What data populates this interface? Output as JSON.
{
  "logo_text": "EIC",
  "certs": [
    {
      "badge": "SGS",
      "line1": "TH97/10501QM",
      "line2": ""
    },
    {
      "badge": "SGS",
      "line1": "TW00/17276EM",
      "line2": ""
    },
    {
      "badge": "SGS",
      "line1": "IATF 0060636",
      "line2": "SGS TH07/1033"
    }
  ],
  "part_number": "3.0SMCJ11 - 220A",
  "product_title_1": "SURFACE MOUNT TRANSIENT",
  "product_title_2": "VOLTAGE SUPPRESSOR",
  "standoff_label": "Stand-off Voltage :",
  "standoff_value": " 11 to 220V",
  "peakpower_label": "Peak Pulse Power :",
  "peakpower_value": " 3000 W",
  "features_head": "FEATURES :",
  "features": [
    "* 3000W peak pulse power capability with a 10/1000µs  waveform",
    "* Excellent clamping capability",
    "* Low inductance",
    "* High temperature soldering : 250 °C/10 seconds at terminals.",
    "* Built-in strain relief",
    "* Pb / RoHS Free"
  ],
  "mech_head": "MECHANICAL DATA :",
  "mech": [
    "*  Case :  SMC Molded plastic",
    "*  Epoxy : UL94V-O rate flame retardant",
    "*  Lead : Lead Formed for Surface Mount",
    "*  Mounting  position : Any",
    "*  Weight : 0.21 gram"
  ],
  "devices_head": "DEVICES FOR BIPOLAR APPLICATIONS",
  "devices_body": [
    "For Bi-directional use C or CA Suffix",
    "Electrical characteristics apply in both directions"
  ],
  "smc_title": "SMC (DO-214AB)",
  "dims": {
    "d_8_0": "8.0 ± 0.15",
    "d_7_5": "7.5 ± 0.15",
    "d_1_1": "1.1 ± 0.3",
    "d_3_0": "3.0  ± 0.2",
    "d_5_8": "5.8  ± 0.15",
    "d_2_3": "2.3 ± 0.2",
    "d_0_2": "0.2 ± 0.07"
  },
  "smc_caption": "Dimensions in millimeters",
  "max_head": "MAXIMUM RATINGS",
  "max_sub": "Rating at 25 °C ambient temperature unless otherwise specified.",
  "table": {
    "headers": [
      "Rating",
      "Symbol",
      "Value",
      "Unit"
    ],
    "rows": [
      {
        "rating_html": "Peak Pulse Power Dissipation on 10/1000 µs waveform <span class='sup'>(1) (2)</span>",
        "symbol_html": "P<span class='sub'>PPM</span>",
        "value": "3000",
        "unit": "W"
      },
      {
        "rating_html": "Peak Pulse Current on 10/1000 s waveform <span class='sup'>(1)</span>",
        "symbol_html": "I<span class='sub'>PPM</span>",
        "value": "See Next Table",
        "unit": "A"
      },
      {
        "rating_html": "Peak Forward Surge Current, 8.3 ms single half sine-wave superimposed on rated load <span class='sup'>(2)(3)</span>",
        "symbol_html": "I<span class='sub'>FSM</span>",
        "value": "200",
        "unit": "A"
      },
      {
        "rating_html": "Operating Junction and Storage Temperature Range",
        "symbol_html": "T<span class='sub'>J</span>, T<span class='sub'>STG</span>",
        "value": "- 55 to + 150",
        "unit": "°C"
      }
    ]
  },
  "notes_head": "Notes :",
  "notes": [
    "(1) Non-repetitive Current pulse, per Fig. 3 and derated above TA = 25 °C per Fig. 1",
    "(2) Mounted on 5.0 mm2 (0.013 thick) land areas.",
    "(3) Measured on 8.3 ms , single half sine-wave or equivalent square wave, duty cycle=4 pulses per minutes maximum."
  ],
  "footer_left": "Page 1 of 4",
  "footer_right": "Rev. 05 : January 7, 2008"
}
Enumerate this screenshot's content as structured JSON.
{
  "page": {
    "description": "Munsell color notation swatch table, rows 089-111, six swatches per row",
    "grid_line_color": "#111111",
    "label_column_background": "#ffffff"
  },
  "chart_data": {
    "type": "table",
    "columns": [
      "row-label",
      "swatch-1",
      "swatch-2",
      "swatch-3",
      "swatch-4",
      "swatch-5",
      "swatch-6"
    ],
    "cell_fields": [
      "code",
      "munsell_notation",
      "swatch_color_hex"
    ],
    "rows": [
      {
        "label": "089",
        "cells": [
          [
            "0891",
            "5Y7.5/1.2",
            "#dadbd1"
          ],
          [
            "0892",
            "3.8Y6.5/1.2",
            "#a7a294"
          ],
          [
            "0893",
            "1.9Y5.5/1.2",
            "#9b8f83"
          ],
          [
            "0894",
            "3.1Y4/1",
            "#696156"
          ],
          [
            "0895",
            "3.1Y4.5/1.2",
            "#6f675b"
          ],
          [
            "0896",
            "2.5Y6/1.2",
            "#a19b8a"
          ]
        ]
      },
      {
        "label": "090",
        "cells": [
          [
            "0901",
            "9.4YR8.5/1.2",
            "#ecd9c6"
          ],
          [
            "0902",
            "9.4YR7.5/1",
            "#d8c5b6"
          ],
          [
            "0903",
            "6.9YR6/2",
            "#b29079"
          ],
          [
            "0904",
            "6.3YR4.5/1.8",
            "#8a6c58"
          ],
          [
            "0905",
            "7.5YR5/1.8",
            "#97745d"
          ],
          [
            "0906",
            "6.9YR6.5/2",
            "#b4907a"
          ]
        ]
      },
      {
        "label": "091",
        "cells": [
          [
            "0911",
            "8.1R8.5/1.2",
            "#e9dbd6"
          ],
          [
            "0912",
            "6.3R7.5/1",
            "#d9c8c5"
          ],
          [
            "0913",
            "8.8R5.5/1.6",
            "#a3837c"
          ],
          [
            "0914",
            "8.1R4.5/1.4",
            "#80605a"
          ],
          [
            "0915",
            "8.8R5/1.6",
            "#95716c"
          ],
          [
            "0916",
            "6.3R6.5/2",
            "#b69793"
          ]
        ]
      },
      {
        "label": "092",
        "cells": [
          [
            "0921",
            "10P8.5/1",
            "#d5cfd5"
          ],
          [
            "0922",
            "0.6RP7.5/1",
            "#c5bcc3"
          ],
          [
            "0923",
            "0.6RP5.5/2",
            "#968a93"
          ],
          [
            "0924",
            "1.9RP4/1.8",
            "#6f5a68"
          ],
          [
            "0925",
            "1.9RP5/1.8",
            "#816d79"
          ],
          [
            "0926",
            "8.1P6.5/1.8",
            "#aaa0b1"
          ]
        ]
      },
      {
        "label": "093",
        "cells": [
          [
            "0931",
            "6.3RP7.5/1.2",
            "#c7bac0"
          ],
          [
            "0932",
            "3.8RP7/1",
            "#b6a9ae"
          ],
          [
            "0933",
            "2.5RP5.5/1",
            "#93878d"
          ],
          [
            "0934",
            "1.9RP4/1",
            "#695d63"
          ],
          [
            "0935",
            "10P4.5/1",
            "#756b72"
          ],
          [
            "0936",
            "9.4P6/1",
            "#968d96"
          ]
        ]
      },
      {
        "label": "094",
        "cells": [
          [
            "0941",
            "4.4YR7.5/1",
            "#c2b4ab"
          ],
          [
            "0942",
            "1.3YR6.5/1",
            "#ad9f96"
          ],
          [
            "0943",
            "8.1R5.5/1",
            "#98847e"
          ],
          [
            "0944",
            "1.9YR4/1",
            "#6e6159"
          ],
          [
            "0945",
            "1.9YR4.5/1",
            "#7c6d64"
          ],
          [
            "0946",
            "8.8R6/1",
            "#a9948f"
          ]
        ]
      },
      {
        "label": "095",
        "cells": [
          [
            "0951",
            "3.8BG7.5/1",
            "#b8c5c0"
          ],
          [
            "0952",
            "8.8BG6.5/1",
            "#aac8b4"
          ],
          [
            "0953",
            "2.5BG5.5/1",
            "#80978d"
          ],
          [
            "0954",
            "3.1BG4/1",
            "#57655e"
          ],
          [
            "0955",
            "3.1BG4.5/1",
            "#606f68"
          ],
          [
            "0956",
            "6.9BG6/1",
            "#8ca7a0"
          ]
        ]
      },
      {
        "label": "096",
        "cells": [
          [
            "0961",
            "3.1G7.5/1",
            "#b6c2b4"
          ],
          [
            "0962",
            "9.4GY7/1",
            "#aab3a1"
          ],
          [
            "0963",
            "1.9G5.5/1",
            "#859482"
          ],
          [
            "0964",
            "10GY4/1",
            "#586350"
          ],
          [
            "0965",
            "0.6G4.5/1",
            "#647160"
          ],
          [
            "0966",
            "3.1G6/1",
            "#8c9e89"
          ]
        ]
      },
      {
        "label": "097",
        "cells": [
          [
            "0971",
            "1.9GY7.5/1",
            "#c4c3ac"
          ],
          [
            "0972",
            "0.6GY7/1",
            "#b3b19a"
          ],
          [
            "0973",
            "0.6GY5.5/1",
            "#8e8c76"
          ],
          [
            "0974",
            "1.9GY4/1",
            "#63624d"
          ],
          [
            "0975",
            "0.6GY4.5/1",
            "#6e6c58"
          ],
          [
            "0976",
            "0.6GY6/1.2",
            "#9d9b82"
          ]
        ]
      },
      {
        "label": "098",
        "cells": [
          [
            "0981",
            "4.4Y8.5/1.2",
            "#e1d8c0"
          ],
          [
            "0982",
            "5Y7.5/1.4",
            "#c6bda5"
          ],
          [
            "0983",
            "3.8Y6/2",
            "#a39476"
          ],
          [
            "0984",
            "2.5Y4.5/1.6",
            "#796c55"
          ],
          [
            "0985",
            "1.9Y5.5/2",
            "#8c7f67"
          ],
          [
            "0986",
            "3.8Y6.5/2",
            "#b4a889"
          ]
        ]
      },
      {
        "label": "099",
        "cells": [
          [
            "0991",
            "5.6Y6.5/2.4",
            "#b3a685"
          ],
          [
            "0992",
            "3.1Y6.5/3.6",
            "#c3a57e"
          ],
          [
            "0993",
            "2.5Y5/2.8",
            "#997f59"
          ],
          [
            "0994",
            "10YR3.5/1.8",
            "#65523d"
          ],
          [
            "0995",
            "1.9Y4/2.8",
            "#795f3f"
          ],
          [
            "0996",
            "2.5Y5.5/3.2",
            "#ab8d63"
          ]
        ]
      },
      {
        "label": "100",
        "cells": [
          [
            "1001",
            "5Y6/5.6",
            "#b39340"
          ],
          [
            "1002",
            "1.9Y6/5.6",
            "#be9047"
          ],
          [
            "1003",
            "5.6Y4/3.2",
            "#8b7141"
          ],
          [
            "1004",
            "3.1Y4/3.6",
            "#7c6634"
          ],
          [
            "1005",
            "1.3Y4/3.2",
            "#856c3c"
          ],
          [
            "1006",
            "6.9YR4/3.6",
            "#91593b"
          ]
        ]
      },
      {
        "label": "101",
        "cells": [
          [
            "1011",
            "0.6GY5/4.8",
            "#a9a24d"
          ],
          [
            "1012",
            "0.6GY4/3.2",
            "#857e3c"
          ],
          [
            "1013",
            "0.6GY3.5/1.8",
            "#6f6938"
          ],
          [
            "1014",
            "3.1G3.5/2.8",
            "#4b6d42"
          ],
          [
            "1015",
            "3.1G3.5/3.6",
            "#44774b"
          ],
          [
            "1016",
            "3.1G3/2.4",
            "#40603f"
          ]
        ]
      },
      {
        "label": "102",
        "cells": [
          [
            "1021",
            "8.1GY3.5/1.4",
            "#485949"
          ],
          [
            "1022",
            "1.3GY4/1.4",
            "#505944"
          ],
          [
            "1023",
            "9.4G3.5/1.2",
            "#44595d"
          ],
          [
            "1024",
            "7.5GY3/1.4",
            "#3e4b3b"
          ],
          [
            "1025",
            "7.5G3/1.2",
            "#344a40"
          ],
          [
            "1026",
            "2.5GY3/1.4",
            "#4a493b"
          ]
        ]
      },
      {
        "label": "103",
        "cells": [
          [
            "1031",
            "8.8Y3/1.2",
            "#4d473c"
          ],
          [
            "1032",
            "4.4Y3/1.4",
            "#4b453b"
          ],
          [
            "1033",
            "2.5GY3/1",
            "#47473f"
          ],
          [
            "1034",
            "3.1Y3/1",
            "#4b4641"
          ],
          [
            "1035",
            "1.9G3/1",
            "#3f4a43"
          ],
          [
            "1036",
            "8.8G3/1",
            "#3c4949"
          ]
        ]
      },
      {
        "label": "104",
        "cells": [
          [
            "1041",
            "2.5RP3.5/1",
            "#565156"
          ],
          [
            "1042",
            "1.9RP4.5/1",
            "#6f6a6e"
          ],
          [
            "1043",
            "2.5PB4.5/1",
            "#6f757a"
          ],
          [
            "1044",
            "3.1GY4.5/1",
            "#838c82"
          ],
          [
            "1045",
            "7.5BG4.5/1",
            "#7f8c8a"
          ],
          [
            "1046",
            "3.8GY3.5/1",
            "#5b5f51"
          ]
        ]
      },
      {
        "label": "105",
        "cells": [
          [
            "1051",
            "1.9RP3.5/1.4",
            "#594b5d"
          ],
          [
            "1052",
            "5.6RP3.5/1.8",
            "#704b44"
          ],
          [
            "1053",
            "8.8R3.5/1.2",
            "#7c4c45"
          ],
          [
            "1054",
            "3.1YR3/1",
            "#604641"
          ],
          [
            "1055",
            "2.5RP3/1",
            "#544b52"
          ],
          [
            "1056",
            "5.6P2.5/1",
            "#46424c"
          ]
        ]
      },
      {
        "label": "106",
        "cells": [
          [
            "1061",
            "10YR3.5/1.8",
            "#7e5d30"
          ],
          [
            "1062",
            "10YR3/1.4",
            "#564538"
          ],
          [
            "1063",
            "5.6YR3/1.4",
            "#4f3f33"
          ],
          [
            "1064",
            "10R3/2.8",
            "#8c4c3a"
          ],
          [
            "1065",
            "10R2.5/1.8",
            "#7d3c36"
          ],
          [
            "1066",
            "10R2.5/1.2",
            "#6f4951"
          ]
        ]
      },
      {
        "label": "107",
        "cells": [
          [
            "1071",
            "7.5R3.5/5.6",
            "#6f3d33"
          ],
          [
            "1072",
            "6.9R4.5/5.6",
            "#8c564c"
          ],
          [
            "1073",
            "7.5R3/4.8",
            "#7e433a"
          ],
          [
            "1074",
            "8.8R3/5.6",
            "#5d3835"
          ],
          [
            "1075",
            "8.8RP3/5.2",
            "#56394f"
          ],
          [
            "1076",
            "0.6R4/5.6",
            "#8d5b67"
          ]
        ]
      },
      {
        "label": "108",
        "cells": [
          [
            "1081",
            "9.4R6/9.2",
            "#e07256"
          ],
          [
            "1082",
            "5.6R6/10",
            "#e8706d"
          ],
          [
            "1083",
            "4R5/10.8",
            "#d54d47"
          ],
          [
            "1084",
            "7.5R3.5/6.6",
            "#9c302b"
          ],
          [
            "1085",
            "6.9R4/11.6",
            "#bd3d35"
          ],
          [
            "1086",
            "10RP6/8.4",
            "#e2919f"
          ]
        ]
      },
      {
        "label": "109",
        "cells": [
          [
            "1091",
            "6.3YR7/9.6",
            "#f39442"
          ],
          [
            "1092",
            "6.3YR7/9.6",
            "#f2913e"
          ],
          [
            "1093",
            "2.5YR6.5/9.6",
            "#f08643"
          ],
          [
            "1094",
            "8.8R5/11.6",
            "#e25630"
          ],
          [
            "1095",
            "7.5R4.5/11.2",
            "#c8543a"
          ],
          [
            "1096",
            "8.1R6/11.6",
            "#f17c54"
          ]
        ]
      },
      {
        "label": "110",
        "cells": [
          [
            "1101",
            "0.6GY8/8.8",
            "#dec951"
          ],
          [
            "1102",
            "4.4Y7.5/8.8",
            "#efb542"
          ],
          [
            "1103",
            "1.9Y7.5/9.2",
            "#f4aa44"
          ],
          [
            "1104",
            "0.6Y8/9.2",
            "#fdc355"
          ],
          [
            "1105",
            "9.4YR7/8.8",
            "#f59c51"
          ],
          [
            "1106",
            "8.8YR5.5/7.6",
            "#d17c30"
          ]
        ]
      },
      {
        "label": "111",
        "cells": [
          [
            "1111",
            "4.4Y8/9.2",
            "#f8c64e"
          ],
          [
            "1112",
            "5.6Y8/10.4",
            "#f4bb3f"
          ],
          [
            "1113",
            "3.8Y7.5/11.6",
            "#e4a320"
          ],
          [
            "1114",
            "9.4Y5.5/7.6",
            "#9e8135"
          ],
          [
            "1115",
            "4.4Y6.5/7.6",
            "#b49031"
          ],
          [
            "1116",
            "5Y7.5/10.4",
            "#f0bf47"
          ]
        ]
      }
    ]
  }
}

====================

#### Task statement
Give only the number of lines in the records that include the word "sine".

#### Exercise answer
2